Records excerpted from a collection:
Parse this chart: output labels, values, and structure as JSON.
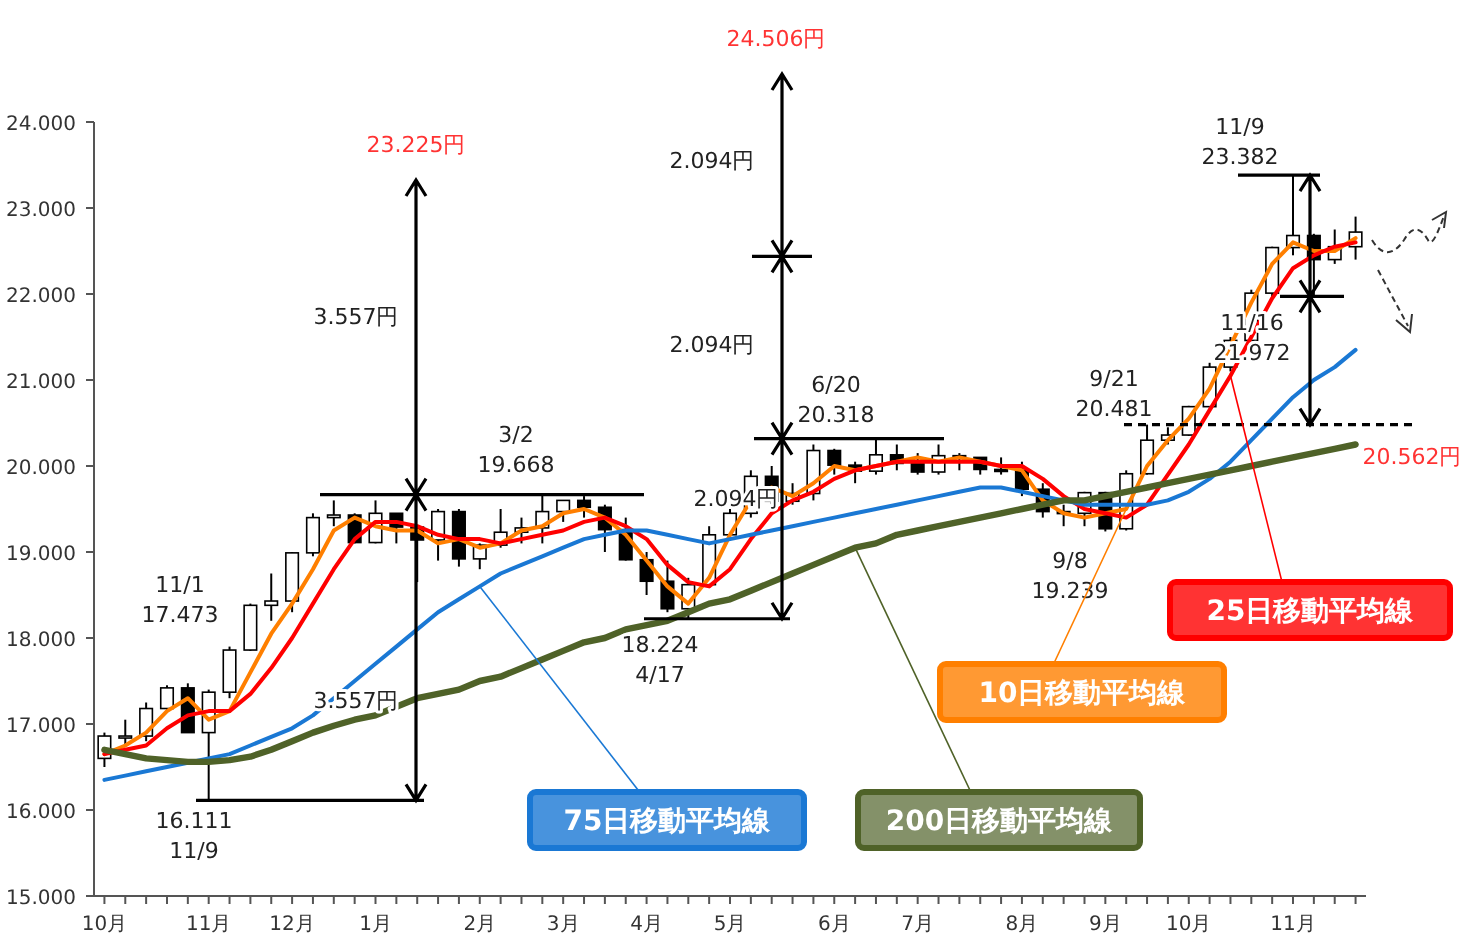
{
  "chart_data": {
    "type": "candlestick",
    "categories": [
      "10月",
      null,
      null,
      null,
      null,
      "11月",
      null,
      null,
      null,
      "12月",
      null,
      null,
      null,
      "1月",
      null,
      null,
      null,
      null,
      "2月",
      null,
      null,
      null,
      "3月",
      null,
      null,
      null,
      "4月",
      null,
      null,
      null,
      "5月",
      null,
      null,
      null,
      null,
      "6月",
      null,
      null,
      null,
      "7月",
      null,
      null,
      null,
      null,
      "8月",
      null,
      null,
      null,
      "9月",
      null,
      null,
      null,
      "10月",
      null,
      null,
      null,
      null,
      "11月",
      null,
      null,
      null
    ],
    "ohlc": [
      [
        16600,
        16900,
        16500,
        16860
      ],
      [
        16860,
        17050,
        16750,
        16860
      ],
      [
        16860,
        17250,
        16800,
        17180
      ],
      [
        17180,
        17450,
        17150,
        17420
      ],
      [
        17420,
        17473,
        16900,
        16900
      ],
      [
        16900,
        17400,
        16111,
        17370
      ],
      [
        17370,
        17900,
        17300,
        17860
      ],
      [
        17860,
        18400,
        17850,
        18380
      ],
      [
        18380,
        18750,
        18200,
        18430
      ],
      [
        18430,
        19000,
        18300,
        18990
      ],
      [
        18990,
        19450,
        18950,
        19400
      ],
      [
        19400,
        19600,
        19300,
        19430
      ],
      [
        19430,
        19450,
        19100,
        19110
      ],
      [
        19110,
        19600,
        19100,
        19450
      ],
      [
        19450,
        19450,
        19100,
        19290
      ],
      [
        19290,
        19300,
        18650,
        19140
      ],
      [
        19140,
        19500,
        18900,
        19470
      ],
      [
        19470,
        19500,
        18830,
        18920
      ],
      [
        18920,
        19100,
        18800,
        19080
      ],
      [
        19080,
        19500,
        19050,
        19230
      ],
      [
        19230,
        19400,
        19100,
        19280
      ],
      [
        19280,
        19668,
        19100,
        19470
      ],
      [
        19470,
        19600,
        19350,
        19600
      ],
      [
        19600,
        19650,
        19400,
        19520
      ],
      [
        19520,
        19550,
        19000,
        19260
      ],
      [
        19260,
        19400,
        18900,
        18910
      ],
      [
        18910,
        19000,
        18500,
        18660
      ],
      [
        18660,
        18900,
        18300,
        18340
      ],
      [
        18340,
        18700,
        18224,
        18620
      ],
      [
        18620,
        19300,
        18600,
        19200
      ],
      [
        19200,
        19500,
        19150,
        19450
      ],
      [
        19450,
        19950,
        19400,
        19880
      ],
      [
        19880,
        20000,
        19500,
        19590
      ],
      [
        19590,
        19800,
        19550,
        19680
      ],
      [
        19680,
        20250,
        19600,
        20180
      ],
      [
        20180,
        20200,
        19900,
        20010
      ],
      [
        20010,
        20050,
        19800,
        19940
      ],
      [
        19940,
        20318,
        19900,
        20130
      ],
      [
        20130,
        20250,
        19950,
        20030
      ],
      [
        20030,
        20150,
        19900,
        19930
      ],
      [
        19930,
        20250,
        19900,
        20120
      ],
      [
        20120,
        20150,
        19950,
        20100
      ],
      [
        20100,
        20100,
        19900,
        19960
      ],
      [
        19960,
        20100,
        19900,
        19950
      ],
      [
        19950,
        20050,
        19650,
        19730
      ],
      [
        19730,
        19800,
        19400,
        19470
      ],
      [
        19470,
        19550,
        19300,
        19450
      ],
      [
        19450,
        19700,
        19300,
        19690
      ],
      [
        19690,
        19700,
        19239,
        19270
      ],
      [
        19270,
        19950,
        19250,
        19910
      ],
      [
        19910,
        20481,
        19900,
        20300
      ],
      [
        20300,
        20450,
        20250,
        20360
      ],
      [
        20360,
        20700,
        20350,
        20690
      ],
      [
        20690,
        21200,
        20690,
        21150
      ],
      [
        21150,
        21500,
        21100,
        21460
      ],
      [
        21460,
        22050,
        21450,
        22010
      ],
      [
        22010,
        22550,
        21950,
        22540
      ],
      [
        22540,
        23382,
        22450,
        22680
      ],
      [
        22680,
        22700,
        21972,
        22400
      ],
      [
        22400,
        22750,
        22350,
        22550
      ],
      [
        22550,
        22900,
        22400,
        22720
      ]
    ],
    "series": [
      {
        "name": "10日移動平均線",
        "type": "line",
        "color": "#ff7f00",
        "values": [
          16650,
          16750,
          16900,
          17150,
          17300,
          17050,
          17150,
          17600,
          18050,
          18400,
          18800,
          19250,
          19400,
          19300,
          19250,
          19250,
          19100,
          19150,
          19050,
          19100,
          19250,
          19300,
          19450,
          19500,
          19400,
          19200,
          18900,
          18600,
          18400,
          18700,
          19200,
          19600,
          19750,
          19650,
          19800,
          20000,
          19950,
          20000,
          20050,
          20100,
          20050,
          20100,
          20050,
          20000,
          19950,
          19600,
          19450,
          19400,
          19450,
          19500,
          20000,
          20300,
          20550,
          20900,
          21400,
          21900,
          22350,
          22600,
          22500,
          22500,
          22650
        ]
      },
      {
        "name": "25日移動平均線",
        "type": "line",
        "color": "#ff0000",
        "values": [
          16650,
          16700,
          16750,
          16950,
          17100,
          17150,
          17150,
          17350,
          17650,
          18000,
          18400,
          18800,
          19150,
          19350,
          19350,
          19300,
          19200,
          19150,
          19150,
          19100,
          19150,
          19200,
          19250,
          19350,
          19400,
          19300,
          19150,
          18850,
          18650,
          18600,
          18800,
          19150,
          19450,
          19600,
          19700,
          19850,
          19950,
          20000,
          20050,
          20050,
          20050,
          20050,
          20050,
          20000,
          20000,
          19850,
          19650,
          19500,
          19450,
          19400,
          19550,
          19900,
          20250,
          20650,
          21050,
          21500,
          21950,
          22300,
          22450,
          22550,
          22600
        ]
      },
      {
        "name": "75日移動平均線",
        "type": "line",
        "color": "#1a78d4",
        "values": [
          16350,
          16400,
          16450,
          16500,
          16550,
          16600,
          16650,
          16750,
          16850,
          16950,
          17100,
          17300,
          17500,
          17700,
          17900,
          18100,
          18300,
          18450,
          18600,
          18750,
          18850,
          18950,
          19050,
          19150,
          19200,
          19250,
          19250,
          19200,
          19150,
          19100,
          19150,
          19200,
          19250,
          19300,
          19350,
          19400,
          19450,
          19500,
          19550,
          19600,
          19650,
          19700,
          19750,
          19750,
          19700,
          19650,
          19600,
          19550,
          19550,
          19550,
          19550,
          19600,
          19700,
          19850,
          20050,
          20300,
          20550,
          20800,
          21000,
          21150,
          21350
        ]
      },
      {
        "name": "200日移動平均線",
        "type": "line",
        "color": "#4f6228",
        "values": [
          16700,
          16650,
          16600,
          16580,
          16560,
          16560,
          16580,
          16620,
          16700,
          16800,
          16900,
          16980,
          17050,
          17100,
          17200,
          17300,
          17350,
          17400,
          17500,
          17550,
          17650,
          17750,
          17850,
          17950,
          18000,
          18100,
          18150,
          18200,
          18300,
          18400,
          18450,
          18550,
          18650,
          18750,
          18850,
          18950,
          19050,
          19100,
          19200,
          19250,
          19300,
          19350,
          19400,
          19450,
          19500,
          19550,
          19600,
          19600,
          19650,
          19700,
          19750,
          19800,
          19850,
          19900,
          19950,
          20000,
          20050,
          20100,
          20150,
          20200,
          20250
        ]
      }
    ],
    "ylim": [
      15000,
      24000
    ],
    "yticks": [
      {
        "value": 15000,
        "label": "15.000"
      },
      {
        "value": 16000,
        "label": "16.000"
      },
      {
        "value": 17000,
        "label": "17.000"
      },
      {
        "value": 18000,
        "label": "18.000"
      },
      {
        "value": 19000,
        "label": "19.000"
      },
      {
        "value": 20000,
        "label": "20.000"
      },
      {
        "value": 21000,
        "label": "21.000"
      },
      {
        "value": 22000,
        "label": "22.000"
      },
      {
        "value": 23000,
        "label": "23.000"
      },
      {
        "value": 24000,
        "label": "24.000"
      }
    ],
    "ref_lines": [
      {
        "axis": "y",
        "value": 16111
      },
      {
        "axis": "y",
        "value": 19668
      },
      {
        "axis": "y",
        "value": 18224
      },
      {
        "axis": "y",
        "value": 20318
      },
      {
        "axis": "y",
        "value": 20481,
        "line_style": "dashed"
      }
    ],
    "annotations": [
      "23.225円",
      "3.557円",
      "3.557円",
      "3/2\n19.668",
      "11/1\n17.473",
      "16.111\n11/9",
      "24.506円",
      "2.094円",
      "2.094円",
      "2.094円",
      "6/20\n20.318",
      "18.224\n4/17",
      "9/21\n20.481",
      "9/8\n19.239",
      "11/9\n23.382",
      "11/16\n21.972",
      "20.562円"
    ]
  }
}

==

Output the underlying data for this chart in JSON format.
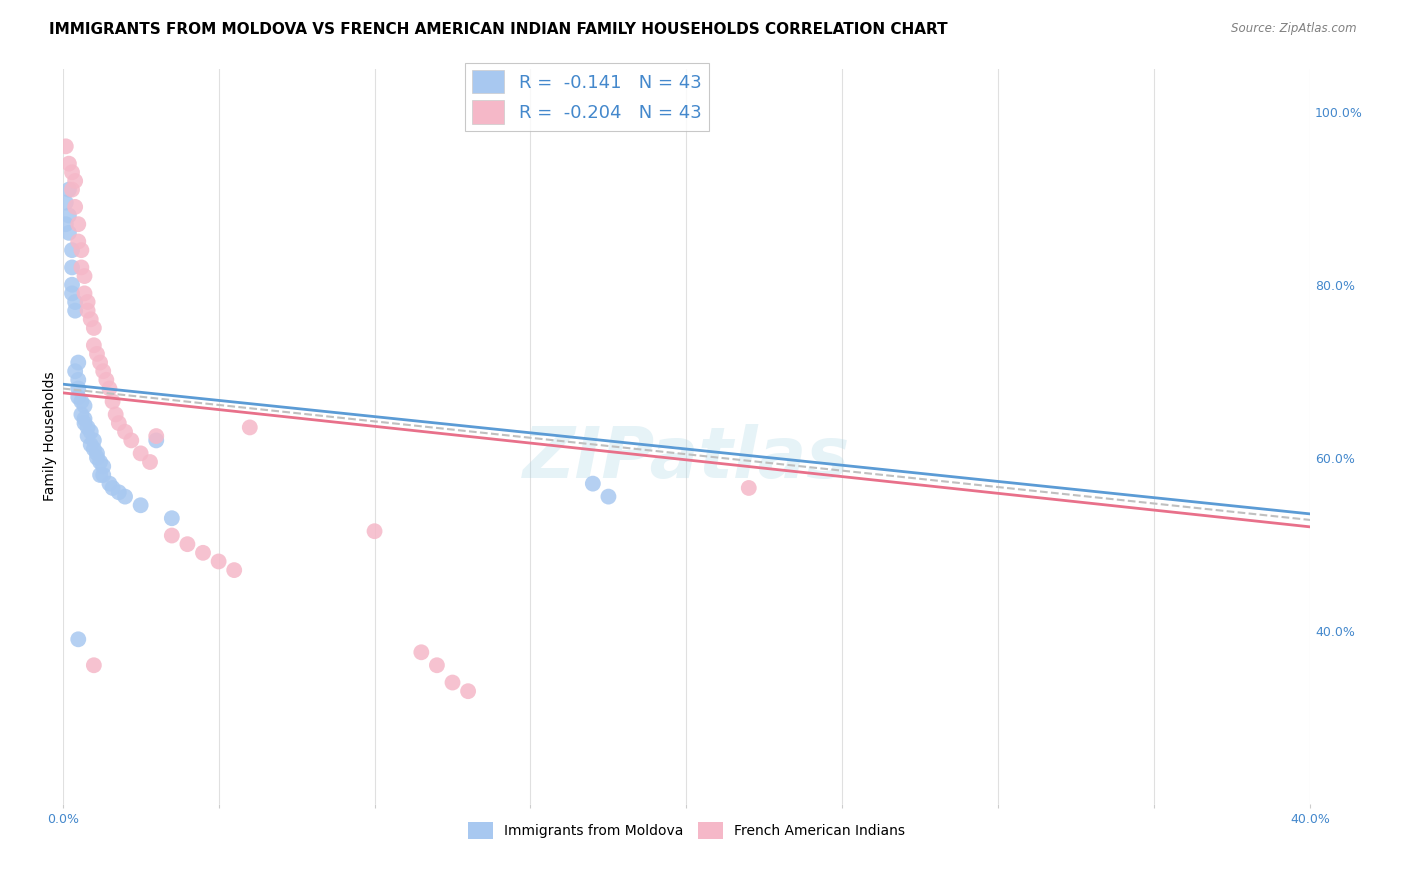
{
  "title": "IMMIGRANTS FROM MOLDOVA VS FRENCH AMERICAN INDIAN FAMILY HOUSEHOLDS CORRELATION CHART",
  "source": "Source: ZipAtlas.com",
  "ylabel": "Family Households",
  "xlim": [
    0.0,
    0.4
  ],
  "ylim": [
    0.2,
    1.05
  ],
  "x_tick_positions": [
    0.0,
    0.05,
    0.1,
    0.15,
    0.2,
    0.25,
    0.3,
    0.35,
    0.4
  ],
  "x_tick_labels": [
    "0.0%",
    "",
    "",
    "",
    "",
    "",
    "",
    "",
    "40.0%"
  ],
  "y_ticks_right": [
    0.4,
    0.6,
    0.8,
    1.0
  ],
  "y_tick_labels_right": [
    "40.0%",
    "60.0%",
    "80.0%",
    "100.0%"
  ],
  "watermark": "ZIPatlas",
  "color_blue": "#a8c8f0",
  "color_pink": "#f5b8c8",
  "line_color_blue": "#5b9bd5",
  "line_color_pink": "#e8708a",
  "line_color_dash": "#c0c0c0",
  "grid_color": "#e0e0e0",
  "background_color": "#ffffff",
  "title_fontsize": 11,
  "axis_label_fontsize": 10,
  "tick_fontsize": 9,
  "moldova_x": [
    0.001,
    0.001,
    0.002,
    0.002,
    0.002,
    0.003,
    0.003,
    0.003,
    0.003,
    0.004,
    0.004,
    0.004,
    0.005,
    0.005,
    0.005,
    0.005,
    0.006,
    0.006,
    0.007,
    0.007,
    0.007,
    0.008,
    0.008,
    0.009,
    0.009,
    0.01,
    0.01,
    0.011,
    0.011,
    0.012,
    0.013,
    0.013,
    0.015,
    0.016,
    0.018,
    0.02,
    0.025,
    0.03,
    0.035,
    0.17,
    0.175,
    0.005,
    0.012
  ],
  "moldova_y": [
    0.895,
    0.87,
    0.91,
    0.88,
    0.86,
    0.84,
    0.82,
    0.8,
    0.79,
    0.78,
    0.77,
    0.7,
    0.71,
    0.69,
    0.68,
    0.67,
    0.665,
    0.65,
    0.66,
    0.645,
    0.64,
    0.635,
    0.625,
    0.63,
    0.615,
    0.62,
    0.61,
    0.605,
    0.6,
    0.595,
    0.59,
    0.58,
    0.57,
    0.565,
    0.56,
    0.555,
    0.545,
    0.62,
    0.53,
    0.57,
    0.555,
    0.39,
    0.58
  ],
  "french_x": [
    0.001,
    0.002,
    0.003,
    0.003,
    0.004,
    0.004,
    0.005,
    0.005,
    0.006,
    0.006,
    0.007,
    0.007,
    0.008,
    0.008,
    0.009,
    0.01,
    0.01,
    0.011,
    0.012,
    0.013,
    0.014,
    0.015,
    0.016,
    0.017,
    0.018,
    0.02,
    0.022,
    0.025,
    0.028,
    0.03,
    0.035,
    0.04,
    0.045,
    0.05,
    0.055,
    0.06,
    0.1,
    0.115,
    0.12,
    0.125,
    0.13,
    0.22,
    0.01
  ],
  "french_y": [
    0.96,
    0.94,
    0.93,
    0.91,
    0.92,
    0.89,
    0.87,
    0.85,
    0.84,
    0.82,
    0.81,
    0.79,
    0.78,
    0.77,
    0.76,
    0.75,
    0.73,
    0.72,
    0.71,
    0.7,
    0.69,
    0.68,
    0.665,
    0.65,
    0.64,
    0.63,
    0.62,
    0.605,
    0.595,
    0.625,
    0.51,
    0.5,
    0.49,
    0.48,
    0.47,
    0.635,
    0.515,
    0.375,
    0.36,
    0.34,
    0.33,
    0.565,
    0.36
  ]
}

The task:
Pick out the lines that include the word "JSON" and write them out.

Problem solution:
Parse this chart: output labels, values, and structure as JSON.
Output the underlying data for this chart in JSON format.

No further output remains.